══ EXERCISE MATERIALS ══

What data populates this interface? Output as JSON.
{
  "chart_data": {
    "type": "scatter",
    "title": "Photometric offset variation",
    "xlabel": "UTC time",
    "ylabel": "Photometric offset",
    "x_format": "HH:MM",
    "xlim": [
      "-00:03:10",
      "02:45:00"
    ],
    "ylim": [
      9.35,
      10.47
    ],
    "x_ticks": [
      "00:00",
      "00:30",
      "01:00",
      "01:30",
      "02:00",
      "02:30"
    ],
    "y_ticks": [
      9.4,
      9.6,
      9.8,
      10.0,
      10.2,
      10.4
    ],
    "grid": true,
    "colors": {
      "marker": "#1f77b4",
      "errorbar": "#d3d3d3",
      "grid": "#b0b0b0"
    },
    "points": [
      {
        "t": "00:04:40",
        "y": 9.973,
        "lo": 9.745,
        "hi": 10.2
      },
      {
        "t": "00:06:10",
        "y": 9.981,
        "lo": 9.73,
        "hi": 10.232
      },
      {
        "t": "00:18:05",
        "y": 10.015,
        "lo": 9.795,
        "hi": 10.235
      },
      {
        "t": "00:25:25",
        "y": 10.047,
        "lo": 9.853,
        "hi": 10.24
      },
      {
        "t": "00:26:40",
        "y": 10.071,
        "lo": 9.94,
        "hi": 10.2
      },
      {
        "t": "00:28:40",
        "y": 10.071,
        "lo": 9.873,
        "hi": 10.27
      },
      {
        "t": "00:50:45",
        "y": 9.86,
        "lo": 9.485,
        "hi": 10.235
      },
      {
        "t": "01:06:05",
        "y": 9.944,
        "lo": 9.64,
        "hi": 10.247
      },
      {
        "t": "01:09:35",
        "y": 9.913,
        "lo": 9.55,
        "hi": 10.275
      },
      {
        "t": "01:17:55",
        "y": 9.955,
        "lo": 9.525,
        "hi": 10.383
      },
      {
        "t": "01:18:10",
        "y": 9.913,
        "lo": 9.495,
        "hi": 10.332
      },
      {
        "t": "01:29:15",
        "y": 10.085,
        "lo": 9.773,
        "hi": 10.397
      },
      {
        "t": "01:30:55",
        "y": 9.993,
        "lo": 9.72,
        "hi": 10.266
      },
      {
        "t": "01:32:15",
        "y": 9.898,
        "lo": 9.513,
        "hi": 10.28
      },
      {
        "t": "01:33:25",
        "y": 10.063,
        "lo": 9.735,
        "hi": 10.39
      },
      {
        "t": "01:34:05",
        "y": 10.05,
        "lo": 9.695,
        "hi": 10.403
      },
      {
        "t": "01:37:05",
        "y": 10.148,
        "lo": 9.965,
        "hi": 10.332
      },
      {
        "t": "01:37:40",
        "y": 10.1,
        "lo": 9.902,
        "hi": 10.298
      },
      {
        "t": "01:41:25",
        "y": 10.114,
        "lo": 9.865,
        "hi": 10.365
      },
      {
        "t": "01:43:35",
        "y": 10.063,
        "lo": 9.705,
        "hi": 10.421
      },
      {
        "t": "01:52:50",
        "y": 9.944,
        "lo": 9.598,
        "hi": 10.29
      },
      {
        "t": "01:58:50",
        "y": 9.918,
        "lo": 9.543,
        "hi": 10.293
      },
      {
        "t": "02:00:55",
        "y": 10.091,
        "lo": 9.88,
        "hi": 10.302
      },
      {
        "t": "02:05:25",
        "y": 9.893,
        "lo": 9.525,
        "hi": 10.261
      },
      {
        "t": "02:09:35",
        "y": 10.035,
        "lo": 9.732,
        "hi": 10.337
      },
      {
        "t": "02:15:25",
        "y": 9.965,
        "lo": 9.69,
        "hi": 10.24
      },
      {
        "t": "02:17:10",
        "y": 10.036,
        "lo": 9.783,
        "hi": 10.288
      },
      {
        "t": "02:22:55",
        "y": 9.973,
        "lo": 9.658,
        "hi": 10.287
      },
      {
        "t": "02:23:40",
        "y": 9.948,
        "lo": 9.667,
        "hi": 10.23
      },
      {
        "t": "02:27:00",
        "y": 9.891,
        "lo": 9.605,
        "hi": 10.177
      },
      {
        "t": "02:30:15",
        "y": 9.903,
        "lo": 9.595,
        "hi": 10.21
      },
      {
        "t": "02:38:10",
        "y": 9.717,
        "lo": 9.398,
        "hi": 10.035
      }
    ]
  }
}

═══
══ EXERCISE MATERIALS ══

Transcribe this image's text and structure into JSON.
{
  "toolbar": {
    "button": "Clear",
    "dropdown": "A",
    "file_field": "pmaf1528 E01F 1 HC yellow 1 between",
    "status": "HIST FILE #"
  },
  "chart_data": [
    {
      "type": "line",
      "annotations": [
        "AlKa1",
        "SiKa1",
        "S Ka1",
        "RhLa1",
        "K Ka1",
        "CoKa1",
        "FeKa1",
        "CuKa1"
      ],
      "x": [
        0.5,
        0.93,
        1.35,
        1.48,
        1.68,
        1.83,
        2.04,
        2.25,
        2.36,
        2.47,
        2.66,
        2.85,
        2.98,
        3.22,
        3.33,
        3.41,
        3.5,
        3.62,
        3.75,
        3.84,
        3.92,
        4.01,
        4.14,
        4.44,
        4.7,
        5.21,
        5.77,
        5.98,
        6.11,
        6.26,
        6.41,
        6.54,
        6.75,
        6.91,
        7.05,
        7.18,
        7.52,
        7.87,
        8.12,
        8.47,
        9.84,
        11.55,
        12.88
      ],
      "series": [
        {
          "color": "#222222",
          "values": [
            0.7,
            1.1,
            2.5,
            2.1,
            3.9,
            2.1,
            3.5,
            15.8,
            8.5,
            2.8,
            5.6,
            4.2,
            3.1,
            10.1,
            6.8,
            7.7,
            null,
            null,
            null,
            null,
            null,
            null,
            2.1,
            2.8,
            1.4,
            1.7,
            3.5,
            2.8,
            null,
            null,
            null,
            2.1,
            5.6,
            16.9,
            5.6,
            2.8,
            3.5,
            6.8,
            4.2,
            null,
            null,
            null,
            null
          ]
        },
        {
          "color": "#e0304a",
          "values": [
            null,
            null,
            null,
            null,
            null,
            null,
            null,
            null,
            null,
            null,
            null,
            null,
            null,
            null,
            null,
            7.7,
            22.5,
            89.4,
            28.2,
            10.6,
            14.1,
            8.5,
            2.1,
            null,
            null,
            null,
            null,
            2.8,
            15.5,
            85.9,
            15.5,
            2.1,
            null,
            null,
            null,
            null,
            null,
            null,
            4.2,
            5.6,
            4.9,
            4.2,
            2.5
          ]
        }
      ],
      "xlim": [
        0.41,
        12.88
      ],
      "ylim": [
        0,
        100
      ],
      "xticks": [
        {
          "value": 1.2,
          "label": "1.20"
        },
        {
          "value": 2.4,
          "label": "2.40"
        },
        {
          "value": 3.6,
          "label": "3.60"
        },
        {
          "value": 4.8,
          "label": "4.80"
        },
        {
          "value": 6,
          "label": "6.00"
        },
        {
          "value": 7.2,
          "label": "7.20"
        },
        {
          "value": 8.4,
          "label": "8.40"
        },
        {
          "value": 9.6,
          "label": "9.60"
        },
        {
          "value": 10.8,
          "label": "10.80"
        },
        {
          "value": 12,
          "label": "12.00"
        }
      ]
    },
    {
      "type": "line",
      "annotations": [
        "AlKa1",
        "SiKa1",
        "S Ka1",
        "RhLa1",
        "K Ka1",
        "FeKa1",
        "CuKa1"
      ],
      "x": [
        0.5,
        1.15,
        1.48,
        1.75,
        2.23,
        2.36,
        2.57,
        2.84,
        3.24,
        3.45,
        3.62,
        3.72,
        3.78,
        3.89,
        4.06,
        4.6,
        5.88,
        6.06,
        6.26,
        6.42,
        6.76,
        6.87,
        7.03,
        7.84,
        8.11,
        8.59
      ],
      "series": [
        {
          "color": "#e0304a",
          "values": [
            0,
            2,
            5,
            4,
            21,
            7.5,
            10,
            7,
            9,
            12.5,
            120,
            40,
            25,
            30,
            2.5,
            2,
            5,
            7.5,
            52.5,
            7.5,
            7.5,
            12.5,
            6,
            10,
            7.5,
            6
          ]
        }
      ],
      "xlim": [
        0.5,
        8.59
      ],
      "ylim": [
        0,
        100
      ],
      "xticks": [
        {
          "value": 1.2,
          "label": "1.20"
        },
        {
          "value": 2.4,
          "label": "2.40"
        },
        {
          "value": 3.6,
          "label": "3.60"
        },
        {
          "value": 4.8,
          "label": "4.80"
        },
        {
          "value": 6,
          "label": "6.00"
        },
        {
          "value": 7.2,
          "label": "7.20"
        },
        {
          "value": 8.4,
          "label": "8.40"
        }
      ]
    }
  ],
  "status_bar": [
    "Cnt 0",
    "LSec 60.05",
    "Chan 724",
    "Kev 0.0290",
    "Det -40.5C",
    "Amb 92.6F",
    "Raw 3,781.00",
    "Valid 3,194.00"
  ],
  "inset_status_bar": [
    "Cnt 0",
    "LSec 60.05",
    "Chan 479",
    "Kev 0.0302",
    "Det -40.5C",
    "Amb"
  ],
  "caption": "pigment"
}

═══

### WHAT IS REQUIRED
Make a list of all lines in the data that contain "offset".

### TASK RESPONSE
    "title": "Photometric offset variation",
    "ylabel": "Photometric offset",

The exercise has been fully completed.